Work to be completed: Read the records below and copy each line that contains "SURVEY".

The records:
## START

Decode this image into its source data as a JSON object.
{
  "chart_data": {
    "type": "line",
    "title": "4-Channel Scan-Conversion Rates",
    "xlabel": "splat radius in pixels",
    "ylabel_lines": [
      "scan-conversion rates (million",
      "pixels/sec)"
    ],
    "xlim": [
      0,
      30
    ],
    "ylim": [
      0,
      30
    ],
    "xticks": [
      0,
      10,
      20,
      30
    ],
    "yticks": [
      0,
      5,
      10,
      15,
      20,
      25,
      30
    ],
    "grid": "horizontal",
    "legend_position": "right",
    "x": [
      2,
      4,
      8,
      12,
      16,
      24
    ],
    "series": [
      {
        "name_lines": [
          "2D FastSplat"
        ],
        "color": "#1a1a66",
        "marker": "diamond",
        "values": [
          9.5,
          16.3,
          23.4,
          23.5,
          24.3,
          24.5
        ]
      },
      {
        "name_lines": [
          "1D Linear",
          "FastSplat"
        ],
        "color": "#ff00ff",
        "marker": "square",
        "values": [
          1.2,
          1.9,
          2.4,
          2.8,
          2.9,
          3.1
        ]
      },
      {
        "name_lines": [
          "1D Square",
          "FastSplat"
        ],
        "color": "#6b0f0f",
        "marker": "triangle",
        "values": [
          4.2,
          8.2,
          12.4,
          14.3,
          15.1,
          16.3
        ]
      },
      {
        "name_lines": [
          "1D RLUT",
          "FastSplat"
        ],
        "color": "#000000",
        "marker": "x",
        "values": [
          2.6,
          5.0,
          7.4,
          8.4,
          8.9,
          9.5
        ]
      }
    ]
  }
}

## END
## START

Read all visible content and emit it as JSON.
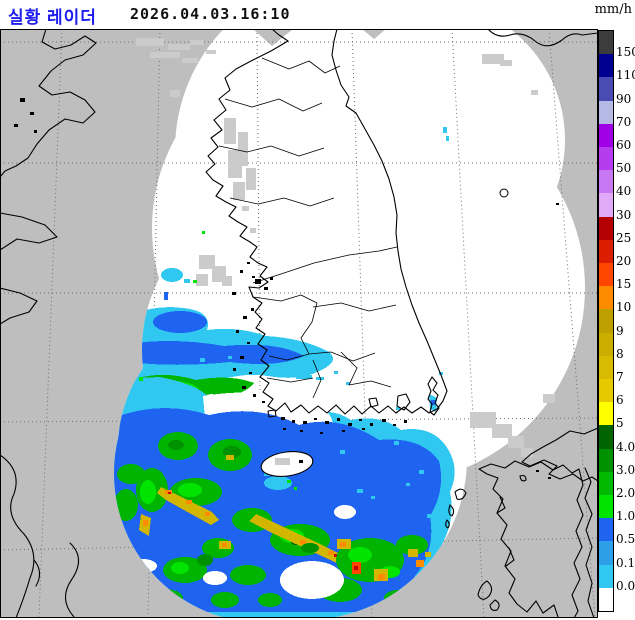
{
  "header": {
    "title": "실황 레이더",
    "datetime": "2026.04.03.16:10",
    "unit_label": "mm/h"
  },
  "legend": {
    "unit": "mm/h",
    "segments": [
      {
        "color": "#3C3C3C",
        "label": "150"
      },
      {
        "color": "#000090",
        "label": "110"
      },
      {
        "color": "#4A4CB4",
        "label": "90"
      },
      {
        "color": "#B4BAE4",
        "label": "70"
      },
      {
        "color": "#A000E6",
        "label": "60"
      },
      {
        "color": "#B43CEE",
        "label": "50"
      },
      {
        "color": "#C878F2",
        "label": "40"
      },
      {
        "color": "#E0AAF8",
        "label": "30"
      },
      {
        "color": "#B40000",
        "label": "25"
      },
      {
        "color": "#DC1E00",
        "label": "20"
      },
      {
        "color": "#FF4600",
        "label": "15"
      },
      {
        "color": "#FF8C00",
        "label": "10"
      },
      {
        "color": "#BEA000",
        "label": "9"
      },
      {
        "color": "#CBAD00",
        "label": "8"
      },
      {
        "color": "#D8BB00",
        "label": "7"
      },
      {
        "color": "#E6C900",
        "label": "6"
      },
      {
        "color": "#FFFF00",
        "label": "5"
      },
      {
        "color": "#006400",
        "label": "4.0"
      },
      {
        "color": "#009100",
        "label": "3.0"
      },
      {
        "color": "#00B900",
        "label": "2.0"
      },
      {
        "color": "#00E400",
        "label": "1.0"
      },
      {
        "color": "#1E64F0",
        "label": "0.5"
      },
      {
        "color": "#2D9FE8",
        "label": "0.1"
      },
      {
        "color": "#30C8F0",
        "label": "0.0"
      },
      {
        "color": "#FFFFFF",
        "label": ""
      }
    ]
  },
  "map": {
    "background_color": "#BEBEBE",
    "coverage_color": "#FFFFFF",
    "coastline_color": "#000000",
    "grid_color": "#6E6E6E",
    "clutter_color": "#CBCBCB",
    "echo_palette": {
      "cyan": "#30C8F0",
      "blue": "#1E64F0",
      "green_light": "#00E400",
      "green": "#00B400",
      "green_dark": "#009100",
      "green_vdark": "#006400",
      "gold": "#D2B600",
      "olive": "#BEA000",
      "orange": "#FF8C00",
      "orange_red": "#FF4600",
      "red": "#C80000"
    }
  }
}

## END
## START

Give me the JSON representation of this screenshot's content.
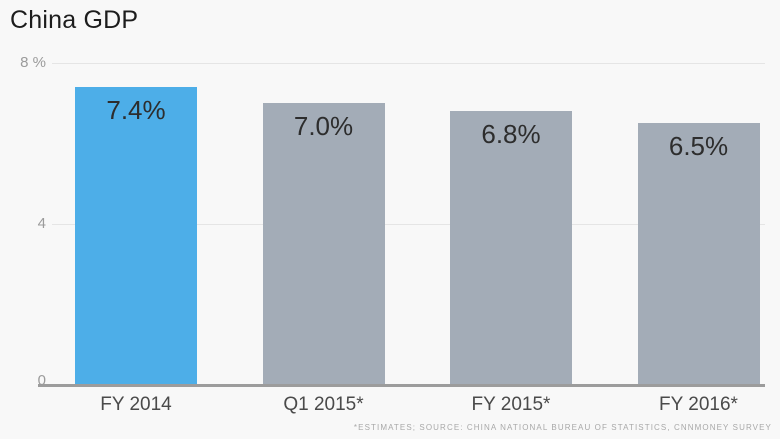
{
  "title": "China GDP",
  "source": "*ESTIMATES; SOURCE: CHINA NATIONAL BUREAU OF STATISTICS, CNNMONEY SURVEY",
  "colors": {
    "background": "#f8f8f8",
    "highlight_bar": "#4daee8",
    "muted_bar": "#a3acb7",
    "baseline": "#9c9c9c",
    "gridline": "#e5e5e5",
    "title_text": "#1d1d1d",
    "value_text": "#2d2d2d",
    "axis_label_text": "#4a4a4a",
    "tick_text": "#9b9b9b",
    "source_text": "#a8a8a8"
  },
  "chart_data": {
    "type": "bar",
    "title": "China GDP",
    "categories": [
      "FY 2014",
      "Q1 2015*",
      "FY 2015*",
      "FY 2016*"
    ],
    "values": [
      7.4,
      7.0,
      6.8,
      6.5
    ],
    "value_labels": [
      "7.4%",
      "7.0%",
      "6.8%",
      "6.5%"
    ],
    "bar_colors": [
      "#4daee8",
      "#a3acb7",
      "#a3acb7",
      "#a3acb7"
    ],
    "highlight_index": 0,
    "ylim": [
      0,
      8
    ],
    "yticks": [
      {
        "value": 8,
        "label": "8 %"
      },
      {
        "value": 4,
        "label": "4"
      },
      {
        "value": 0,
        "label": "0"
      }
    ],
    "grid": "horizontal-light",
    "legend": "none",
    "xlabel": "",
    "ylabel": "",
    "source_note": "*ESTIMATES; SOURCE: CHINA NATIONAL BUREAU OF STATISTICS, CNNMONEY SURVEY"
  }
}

## END

Written response:
  "source": "*ESTIMATES; SOURCE: CHINA NATIONAL BUREAU OF STATISTICS, CNNMONEY SURVEY",
    "source_note": "*ESTIMATES; SOURCE: CHINA NATIONAL BUREAU OF STATISTICS, CNNMONEY SURVEY"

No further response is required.